Dataset items
"""

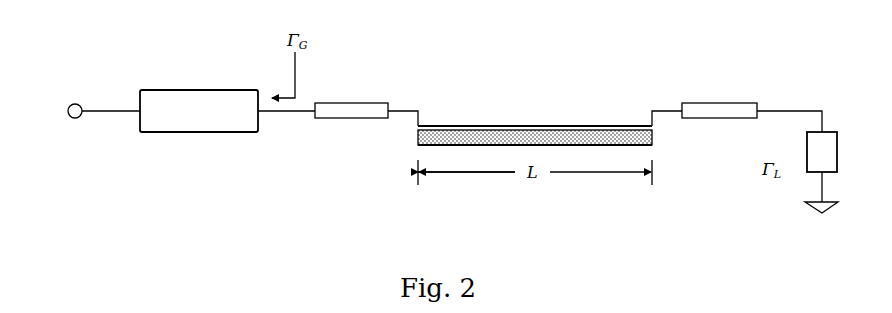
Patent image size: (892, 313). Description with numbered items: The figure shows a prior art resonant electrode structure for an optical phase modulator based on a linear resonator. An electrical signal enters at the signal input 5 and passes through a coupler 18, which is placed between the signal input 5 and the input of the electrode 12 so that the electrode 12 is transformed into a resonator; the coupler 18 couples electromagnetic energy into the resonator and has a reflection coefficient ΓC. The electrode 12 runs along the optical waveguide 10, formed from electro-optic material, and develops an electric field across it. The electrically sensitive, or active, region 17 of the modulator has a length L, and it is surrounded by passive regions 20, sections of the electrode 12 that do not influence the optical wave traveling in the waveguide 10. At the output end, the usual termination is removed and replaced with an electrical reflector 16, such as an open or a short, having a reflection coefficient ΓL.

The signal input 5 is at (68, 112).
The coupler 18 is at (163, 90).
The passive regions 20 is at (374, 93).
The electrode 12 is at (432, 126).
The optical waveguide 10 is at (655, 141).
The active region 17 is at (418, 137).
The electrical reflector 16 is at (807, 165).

"""

Task description -
Pull out each line of the data that contains the string "electrical", treating uppercase and lowercase as different.

Response below -
Patent image size: (892, 313). Description with numbered items: The figure shows a prior art resonant electrode structure for an optical phase modulator based on a linear resonator. An electrical signal enters at the signal input 5 and passes through a coupler 18, which is placed between the signal input 5 and the input of the electrode 12 so that the electrode 12 is transformed into a resonator; the coupler 18 couples electromagnetic energy into the resonator and has a reflection coefficient ΓC. The electrode 12 runs along the optical waveguide 10, formed from electro-optic material, and develops an electric field across it. The electrically sensitive, or active, region 17 of the modulator has a length L, and it is surrounded by passive regions 20, sections of the electrode 12 that do not influence the optical wave traveling in the waveguide 10. At the output end, the usual termination is removed and replaced with an electrical reflector 16, such as an open or a short, having a reflection coefficient ΓL.
The electrical reflector 16 is at (807, 165).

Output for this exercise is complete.